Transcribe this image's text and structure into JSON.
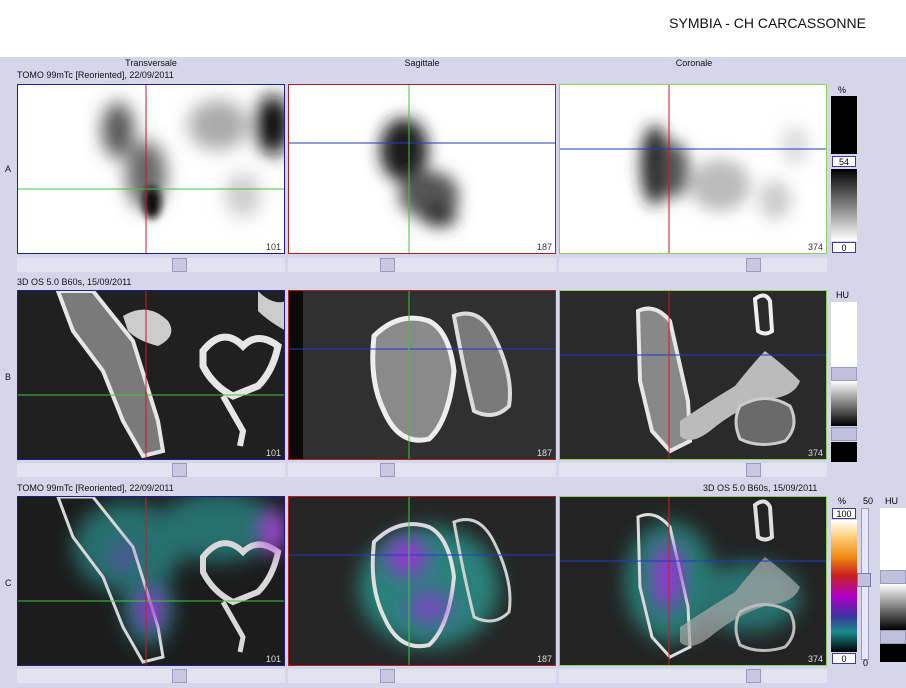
{
  "header": {
    "title": "SYMBIA - CH CARCASSONNE"
  },
  "columns": {
    "transverse": "Transversale",
    "sagittal": "Sagittale",
    "coronal": "Coronale"
  },
  "rows": {
    "a": {
      "letter": "A",
      "series": "TOMO 99mTc [Reoriented], 22/09/2011"
    },
    "b": {
      "letter": "B",
      "series": "3D  OS  5.0  B60s, 15/09/2011"
    },
    "c": {
      "letter": "C",
      "series_left": "TOMO 99mTc [Reoriented], 22/09/2011",
      "series_right": "3D  OS  5.0  B60s, 15/09/2011"
    }
  },
  "slices": {
    "transverse": "101",
    "sagittal": "187",
    "coronal": "374"
  },
  "colorbars": {
    "a": {
      "unit": "%",
      "value": "54",
      "min": "0"
    },
    "b": {
      "unit": "HU"
    },
    "c": {
      "unit": "%",
      "max": "100",
      "min": "0",
      "alpha": "50",
      "alpha_min": "0",
      "ct_unit": "HU"
    }
  },
  "colors": {
    "transverse": "#1e1e8c",
    "sagittal": "#b41e1e",
    "coronal": "#8cd25a",
    "crosshair_h_transverse": "#3cc83c",
    "crosshair_h": "#1e3cc8",
    "crosshair_v": "#c81e1e",
    "crosshair_v_green": "#3cc83c"
  }
}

------------------------------------------------------------

— REQUIREMENTS —
Copy the material shown above in full and exactly. Skip the pictures.

— PROBLEM SOLUTION —
Transcribe this image's text and structure into JSON.
{
  "header": {
    "title": "SYMBIA - CH CARCASSONNE"
  },
  "columns": {
    "transverse": "Transversale",
    "sagittal": "Sagittale",
    "coronal": "Coronale"
  },
  "rows": {
    "a": {
      "letter": "A",
      "series": "TOMO 99mTc [Reoriented], 22/09/2011"
    },
    "b": {
      "letter": "B",
      "series": "3D  OS  5.0  B60s, 15/09/2011"
    },
    "c": {
      "letter": "C",
      "series_left": "TOMO 99mTc [Reoriented], 22/09/2011",
      "series_right": "3D  OS  5.0  B60s, 15/09/2011"
    }
  },
  "slices": {
    "transverse": "101",
    "sagittal": "187",
    "coronal": "374"
  },
  "colorbars": {
    "a": {
      "unit": "%",
      "value": "54",
      "min": "0"
    },
    "b": {
      "unit": "HU"
    },
    "c": {
      "unit": "%",
      "max": "100",
      "min": "0",
      "alpha": "50",
      "alpha_min": "0",
      "ct_unit": "HU"
    }
  },
  "colors": {
    "transverse": "#1e1e8c",
    "sagittal": "#b41e1e",
    "coronal": "#8cd25a",
    "crosshair_h_transverse": "#3cc83c",
    "crosshair_h": "#1e3cc8",
    "crosshair_v": "#c81e1e",
    "crosshair_v_green": "#3cc83c"
  }
}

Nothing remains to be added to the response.